** BEGIN Data provided **

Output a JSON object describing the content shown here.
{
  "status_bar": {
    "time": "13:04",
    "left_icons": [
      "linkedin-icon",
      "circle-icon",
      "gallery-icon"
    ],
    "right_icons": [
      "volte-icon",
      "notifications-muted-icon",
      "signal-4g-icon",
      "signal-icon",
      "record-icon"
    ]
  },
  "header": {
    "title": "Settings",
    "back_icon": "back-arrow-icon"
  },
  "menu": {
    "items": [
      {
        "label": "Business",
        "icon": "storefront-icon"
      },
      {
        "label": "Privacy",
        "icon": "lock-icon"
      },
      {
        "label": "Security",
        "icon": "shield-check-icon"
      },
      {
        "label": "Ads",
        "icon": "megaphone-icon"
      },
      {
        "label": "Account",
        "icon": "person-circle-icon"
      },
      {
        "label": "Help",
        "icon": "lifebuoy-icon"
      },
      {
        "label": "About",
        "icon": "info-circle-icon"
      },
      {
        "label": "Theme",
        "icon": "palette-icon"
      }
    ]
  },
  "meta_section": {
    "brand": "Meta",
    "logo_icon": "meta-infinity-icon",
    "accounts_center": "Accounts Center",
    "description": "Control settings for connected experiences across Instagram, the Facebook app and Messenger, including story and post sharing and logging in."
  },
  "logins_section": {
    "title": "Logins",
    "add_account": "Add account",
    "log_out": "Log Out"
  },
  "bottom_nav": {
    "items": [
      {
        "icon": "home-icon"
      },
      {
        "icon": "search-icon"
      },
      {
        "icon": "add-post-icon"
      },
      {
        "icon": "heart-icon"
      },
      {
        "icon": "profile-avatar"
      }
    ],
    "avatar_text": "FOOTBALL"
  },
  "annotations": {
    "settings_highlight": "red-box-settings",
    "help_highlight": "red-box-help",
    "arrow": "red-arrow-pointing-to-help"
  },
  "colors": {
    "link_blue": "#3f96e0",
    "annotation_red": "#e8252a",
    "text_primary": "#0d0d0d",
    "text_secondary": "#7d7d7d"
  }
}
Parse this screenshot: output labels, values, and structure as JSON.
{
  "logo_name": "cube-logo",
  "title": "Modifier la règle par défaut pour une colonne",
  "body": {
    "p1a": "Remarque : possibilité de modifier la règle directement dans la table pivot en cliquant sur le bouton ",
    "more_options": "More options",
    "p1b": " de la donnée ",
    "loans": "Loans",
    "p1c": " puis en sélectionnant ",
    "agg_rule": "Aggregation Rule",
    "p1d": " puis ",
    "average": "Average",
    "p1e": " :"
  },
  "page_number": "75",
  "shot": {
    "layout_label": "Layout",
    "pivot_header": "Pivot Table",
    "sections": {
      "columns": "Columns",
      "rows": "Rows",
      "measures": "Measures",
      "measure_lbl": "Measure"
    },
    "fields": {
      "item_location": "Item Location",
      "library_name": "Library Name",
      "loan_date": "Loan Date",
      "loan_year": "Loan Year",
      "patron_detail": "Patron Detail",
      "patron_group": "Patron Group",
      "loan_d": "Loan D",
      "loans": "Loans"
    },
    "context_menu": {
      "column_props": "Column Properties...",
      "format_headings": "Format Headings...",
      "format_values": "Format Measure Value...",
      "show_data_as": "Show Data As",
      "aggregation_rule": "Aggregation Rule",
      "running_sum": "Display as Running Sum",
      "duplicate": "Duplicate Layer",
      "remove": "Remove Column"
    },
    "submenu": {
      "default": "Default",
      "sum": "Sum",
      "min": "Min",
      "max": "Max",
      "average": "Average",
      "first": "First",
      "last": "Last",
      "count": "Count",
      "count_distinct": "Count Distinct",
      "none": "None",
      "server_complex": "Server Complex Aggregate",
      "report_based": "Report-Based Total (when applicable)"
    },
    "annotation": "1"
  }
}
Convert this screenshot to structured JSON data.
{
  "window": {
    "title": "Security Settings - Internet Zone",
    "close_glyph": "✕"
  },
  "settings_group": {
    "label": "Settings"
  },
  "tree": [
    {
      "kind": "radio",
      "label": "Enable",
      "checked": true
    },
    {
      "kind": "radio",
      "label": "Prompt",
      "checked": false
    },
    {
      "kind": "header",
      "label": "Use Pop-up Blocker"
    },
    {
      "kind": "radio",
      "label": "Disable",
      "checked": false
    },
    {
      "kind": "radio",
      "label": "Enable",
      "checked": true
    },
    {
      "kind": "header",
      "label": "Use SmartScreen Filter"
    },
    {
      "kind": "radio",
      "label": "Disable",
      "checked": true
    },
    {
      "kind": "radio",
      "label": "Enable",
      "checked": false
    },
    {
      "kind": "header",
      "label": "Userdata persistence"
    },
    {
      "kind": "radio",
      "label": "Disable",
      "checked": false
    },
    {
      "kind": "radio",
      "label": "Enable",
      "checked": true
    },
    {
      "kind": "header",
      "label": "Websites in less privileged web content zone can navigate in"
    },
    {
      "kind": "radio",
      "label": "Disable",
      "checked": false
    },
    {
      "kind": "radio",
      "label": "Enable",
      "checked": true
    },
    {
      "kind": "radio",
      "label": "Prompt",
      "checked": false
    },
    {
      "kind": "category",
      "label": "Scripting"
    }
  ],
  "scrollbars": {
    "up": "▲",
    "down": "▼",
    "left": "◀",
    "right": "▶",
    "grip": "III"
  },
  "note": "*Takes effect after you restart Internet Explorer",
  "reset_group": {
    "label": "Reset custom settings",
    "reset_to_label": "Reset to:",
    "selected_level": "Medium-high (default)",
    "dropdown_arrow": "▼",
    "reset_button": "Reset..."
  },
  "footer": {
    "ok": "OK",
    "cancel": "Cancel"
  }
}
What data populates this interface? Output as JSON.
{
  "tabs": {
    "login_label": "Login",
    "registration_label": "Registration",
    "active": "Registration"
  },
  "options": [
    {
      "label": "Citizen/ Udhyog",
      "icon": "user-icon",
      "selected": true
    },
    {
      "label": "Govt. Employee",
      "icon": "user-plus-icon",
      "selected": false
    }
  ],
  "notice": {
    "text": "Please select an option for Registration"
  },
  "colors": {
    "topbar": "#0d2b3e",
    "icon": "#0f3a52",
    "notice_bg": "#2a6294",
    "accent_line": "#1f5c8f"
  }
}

** END Data provided **

Reproduce the material above, every line of it, exactly.

Output a JSON object describing the content shown here.
{
  "status_bar": {
    "time": "13:04",
    "left_icons": [
      "linkedin-icon",
      "circle-icon",
      "gallery-icon"
    ],
    "right_icons": [
      "volte-icon",
      "notifications-muted-icon",
      "signal-4g-icon",
      "signal-icon",
      "record-icon"
    ]
  },
  "header": {
    "title": "Settings",
    "back_icon": "back-arrow-icon"
  },
  "menu": {
    "items": [
      {
        "label": "Business",
        "icon": "storefront-icon"
      },
      {
        "label": "Privacy",
        "icon": "lock-icon"
      },
      {
        "label": "Security",
        "icon": "shield-check-icon"
      },
      {
        "label": "Ads",
        "icon": "megaphone-icon"
      },
      {
        "label": "Account",
        "icon": "person-circle-icon"
      },
      {
        "label": "Help",
        "icon": "lifebuoy-icon"
      },
      {
        "label": "About",
        "icon": "info-circle-icon"
      },
      {
        "label": "Theme",
        "icon": "palette-icon"
      }
    ]
  },
  "meta_section": {
    "brand": "Meta",
    "logo_icon": "meta-infinity-icon",
    "accounts_center": "Accounts Center",
    "description": "Control settings for connected experiences across Instagram, the Facebook app and Messenger, including story and post sharing and logging in."
  },
  "logins_section": {
    "title": "Logins",
    "add_account": "Add account",
    "log_out": "Log Out"
  },
  "bottom_nav": {
    "items": [
      {
        "icon": "home-icon"
      },
      {
        "icon": "search-icon"
      },
      {
        "icon": "add-post-icon"
      },
      {
        "icon": "heart-icon"
      },
      {
        "icon": "profile-avatar"
      }
    ],
    "avatar_text": "FOOTBALL"
  },
  "annotations": {
    "settings_highlight": "red-box-settings",
    "help_highlight": "red-box-help",
    "arrow": "red-arrow-pointing-to-help"
  },
  "colors": {
    "link_blue": "#3f96e0",
    "annotation_red": "#e8252a",
    "text_primary": "#0d0d0d",
    "text_secondary": "#7d7d7d"
  }
}
Parse this screenshot: output labels, values, and structure as JSON.
{
  "logo_name": "cube-logo",
  "title": "Modifier la règle par défaut pour une colonne",
  "body": {
    "p1a": "Remarque : possibilité de modifier la règle directement dans la table pivot en cliquant sur le bouton ",
    "more_options": "More options",
    "p1b": " de la donnée ",
    "loans": "Loans",
    "p1c": " puis en sélectionnant ",
    "agg_rule": "Aggregation Rule",
    "p1d": " puis ",
    "average": "Average",
    "p1e": " :"
  },
  "page_number": "75",
  "shot": {
    "layout_label": "Layout",
    "pivot_header": "Pivot Table",
    "sections": {
      "columns": "Columns",
      "rows": "Rows",
      "measures": "Measures",
      "measure_lbl": "Measure"
    },
    "fields": {
      "item_location": "Item Location",
      "library_name": "Library Name",
      "loan_date": "Loan Date",
      "loan_year": "Loan Year",
      "patron_detail": "Patron Detail",
      "patron_group": "Patron Group",
      "loan_d": "Loan D",
      "loans": "Loans"
    },
    "context_menu": {
      "column_props": "Column Properties...",
      "format_headings": "Format Headings...",
      "format_values": "Format Measure Value...",
      "show_data_as": "Show Data As",
      "aggregation_rule": "Aggregation Rule",
      "running_sum": "Display as Running Sum",
      "duplicate": "Duplicate Layer",
      "remove": "Remove Column"
    },
    "submenu": {
      "default": "Default",
      "sum": "Sum",
      "min": "Min",
      "max": "Max",
      "average": "Average",
      "first": "First",
      "last": "Last",
      "count": "Count",
      "count_distinct": "Count Distinct",
      "none": "None",
      "server_complex": "Server Complex Aggregate",
      "report_based": "Report-Based Total (when applicable)"
    },
    "annotation": "1"
  }
}
Convert this screenshot to structured JSON data.
{
  "window": {
    "title": "Security Settings - Internet Zone",
    "close_glyph": "✕"
  },
  "settings_group": {
    "label": "Settings"
  },
  "tree": [
    {
      "kind": "radio",
      "label": "Enable",
      "checked": true
    },
    {
      "kind": "radio",
      "label": "Prompt",
      "checked": false
    },
    {
      "kind": "header",
      "label": "Use Pop-up Blocker"
    },
    {
      "kind": "radio",
      "label": "Disable",
      "checked": false
    },
    {
      "kind": "radio",
      "label": "Enable",
      "checked": true
    },
    {
      "kind": "header",
      "label": "Use SmartScreen Filter"
    },
    {
      "kind": "radio",
      "label": "Disable",
      "checked": true
    },
    {
      "kind": "radio",
      "label": "Enable",
      "checked": false
    },
    {
      "kind": "header",
      "label": "Userdata persistence"
    },
    {
      "kind": "radio",
      "label": "Disable",
      "checked": false
    },
    {
      "kind": "radio",
      "label": "Enable",
      "checked": true
    },
    {
      "kind": "header",
      "label": "Websites in less privileged web content zone can navigate in"
    },
    {
      "kind": "radio",
      "label": "Disable",
      "checked": false
    },
    {
      "kind": "radio",
      "label": "Enable",
      "checked": true
    },
    {
      "kind": "radio",
      "label": "Prompt",
      "checked": false
    },
    {
      "kind": "category",
      "label": "Scripting"
    }
  ],
  "scrollbars": {
    "up": "▲",
    "down": "▼",
    "left": "◀",
    "right": "▶",
    "grip": "III"
  },
  "note": "*Takes effect after you restart Internet Explorer",
  "reset_group": {
    "label": "Reset custom settings",
    "reset_to_label": "Reset to:",
    "selected_level": "Medium-high (default)",
    "dropdown_arrow": "▼",
    "reset_button": "Reset..."
  },
  "footer": {
    "ok": "OK",
    "cancel": "Cancel"
  }
}
What data populates this interface? Output as JSON.
{
  "tabs": {
    "login_label": "Login",
    "registration_label": "Registration",
    "active": "Registration"
  },
  "options": [
    {
      "label": "Citizen/ Udhyog",
      "icon": "user-icon",
      "selected": true
    },
    {
      "label": "Govt. Employee",
      "icon": "user-plus-icon",
      "selected": false
    }
  ],
  "notice": {
    "text": "Please select an option for Registration"
  },
  "colors": {
    "topbar": "#0d2b3e",
    "icon": "#0f3a52",
    "notice_bg": "#2a6294",
    "accent_line": "#1f5c8f"
  }
}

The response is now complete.